● **Task**: Return all of the lines below exactly as they are.

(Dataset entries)

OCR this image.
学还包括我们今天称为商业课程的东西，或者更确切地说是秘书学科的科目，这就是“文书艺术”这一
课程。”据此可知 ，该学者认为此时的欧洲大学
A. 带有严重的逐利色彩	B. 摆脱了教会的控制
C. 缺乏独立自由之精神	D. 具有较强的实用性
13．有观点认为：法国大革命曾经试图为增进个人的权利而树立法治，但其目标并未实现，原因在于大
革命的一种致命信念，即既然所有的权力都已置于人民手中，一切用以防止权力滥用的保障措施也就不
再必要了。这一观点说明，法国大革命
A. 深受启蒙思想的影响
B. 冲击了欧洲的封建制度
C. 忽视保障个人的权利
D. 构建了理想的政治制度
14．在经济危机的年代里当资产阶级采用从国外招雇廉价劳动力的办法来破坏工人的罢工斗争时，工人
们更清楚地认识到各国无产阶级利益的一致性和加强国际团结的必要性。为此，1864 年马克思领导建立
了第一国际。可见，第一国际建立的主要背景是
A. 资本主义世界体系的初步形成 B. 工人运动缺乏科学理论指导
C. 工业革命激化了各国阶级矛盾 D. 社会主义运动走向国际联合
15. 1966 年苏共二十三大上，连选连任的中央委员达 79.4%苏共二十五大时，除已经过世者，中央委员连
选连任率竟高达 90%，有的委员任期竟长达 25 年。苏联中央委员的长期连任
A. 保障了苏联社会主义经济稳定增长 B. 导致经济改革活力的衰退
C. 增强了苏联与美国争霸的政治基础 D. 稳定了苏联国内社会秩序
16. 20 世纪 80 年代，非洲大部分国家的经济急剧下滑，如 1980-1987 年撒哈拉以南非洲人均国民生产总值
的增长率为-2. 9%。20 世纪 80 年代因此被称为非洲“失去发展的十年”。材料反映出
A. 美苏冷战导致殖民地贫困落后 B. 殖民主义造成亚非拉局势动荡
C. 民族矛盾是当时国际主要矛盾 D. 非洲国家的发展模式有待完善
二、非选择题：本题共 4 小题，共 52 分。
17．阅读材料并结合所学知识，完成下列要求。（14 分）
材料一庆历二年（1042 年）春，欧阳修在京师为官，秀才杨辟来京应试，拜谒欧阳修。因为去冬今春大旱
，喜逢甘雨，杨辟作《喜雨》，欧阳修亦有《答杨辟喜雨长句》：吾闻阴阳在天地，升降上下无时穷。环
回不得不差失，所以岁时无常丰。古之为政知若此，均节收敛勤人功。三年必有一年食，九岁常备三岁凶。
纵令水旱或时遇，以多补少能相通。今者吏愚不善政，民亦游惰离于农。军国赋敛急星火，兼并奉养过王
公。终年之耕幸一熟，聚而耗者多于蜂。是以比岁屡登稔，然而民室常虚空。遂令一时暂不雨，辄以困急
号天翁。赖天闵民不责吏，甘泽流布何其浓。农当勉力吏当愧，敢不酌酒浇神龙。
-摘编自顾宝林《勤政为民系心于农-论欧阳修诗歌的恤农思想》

● **Output of the task**:
OCR this image.
学还包括我们今天称为商业课程的东西，或者更确切地说是秘书学科的科目，这就是“文书艺术”这一
课程。”据此可知 ，该学者认为此时的欧洲大学
A. 带有严重的逐利色彩	B. 摆脱了教会的控制
C. 缺乏独立自由之精神	D. 具有较强的实用性
13．有观点认为：法国大革命曾经试图为增进个人的权利而树立法治，但其目标并未实现，原因在于大
革命的一种致命信念，即既然所有的权力都已置于人民手中，一切用以防止权力滥用的保障措施也就不
再必要了。这一观点说明，法国大革命
A. 深受启蒙思想的影响
B. 冲击了欧洲的封建制度
C. 忽视保障个人的权利
D. 构建了理想的政治制度
14．在经济危机的年代里当资产阶级采用从国外招雇廉价劳动力的办法来破坏工人的罢工斗争时，工人
们更清楚地认识到各国无产阶级利益的一致性和加强国际团结的必要性。为此，1864 年马克思领导建立
了第一国际。可见，第一国际建立的主要背景是
A. 资本主义世界体系的初步形成 B. 工人运动缺乏科学理论指导
C. 工业革命激化了各国阶级矛盾 D. 社会主义运动走向国际联合
15. 1966 年苏共二十三大上，连选连任的中央委员达 79.4%苏共二十五大时，除已经过世者，中央委员连
选连任率竟高达 90%，有的委员任期竟长达 25 年。苏联中央委员的长期连任
A. 保障了苏联社会主义经济稳定增长 B. 导致经济改革活力的衰退
C. 增强了苏联与美国争霸的政治基础 D. 稳定了苏联国内社会秩序
16. 20 世纪 80 年代，非洲大部分国家的经济急剧下滑，如 1980-1987 年撒哈拉以南非洲人均国民生产总值
的增长率为-2. 9%。20 世纪 80 年代因此被称为非洲“失去发展的十年”。材料反映出
A. 美苏冷战导致殖民地贫困落后 B. 殖民主义造成亚非拉局势动荡
C. 民族矛盾是当时国际主要矛盾 D. 非洲国家的发展模式有待完善
二、非选择题：本题共 4 小题，共 52 分。
17．阅读材料并结合所学知识，完成下列要求。（14 分）
材料一庆历二年（1042 年）春，欧阳修在京师为官，秀才杨辟来京应试，拜谒欧阳修。因为去冬今春大旱
，喜逢甘雨，杨辟作《喜雨》，欧阳修亦有《答杨辟喜雨长句》：吾闻阴阳在天地，升降上下无时穷。环
回不得不差失，所以岁时无常丰。古之为政知若此，均节收敛勤人功。三年必有一年食，九岁常备三岁凶。
纵令水旱或时遇，以多补少能相通。今者吏愚不善政，民亦游惰离于农。军国赋敛急星火，兼并奉养过王
公。终年之耕幸一熟，聚而耗者多于蜂。是以比岁屡登稔，然而民室常虚空。遂令一时暂不雨，辄以困急
号天翁。赖天闵民不责吏，甘泽流布何其浓。农当勉力吏当愧，敢不酌酒浇神龙。
-摘编自顾宝林《勤政为民系心于农-论欧阳修诗歌的恤农思想》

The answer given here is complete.